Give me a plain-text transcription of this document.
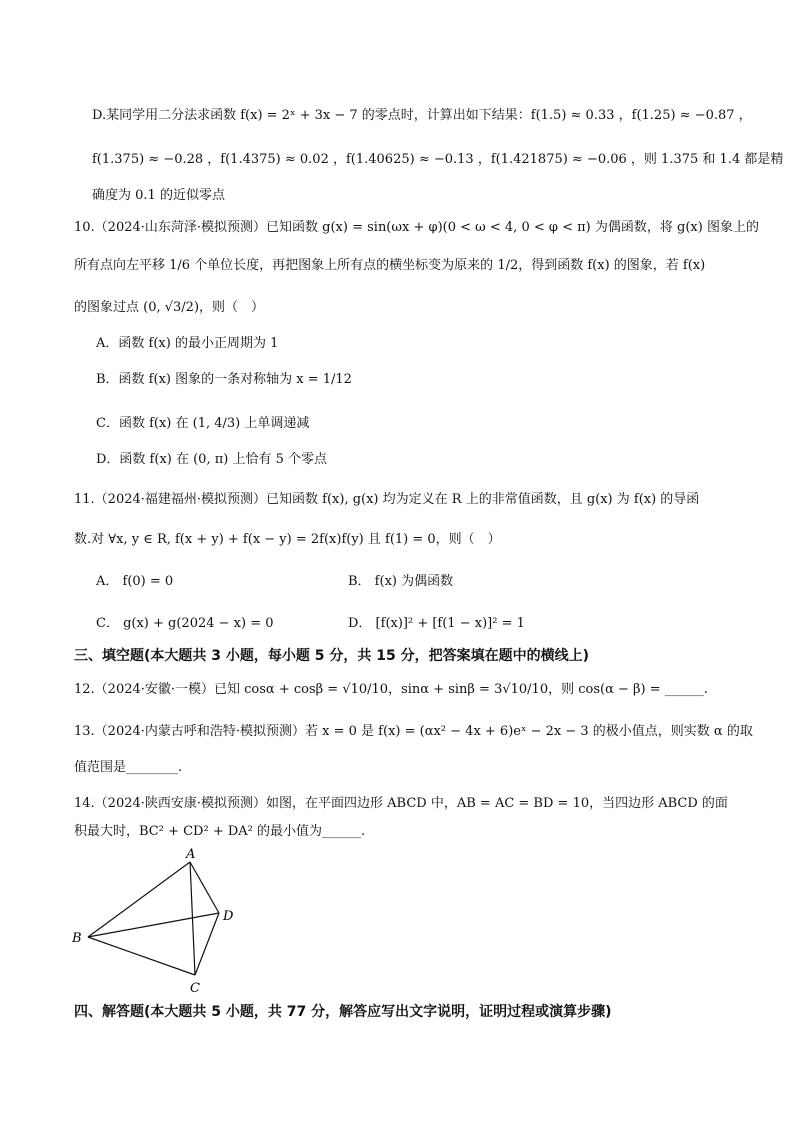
D.某同学用二分法求函数 f(x) = 2ˣ + 3x − 7 的零点时，计算出如下结果：f(1.5) ≈ 0.33 ，f(1.25) ≈ −0.87 ，
f(1.375) ≈ −0.28 ，f(1.4375) ≈ 0.02 ，f(1.40625) ≈ −0.13 ，f(1.421875) ≈ −0.06 ，则 1.375 和 1.4 都是精
确度为 0.1 的近似零点
10.（2024·山东菏泽·模拟预测）已知函数 g(x) = sin(ωx + φ)(0 < ω < 4, 0 < φ < π) 为偶函数，将 g(x) 图象上的
所有点向左平移 1/6 个单位长度，再把图象上所有点的横坐标变为原来的 1/2，得到函数 f(x) 的图象，若 f(x)
的图象过点 (0, √3/2)，则（　）
A．函数 f(x) 的最小正周期为 1
B．函数 f(x) 图象的一条对称轴为 x = 1/12
C．函数 f(x) 在 (1, 4/3) 上单调递减
D．函数 f(x) 在 (0, π) 上恰有 5 个零点
11.（2024·福建福州·模拟预测）已知函数 f(x), g(x) 均为定义在 R 上的非常值函数，且 g(x) 为 f(x) 的导函
数.对 ∀x, y ∈ R, f(x + y) + f(x − y) = 2f(x)f(y) 且 f(1) = 0，则（　）
A． f(0) = 0	B． f(x) 为偶函数
C． g(x) + g(2024 − x) = 0	D． [f(x)]² + [f(1 − x)]² = 1
三、填空题(本大题共 3 小题，每小题 5 分，共 15 分，把答案填在题中的横线上)
12.（2024·安徽·一模）已知 cosα + cosβ = √10/10，sinα + sinβ = 3√10/10，则 cos(α − β) = ______.
13.（2024·内蒙古呼和浩特·模拟预测）若 x = 0 是 f(x) = (αx² − 4x + 6)eˣ − 2x − 3 的极小值点，则实数 α 的取
值范围是________.
14.（2024·陕西安康·模拟预测）如图，在平面四边形 ABCD 中，AB = AC = BD = 10，当四边形 ABCD 的面
积最大时，BC² + CD² + DA² 的最小值为______.
A
B
C
D
四、解答题(本大题共 5 小题，共 77 分，解答应写出文字说明，证明过程或演算步骤)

_ _ _ _ _

● **Directive**
Give the data above again in full and unchanged, skipping the pictures.

● **Answer to the problem**
Give me a plain-text transcription of this document.
D.某同学用二分法求函数 f(x) = 2ˣ + 3x − 7 的零点时，计算出如下结果：f(1.5) ≈ 0.33 ，f(1.25) ≈ −0.87 ，
f(1.375) ≈ −0.28 ，f(1.4375) ≈ 0.02 ，f(1.40625) ≈ −0.13 ，f(1.421875) ≈ −0.06 ，则 1.375 和 1.4 都是精
确度为 0.1 的近似零点
10.（2024·山东菏泽·模拟预测）已知函数 g(x) = sin(ωx + φ)(0 < ω < 4, 0 < φ < π) 为偶函数，将 g(x) 图象上的
所有点向左平移 1/6 个单位长度，再把图象上所有点的横坐标变为原来的 1/2，得到函数 f(x) 的图象，若 f(x)
的图象过点 (0, √3/2)，则（　）
A．函数 f(x) 的最小正周期为 1
B．函数 f(x) 图象的一条对称轴为 x = 1/12
C．函数 f(x) 在 (1, 4/3) 上单调递减
D．函数 f(x) 在 (0, π) 上恰有 5 个零点
11.（2024·福建福州·模拟预测）已知函数 f(x), g(x) 均为定义在 R 上的非常值函数，且 g(x) 为 f(x) 的导函
数.对 ∀x, y ∈ R, f(x + y) + f(x − y) = 2f(x)f(y) 且 f(1) = 0，则（　）
A． f(0) = 0	B． f(x) 为偶函数
C． g(x) + g(2024 − x) = 0	D． [f(x)]² + [f(1 − x)]² = 1
三、填空题(本大题共 3 小题，每小题 5 分，共 15 分，把答案填在题中的横线上)
12.（2024·安徽·一模）已知 cosα + cosβ = √10/10，sinα + sinβ = 3√10/10，则 cos(α − β) = ______.
13.（2024·内蒙古呼和浩特·模拟预测）若 x = 0 是 f(x) = (αx² − 4x + 6)eˣ − 2x − 3 的极小值点，则实数 α 的取
值范围是________.
14.（2024·陕西安康·模拟预测）如图，在平面四边形 ABCD 中，AB = AC = BD = 10，当四边形 ABCD 的面
积最大时，BC² + CD² + DA² 的最小值为______.
A
B
C
D
四、解答题(本大题共 5 小题，共 77 分，解答应写出文字说明，证明过程或演算步骤)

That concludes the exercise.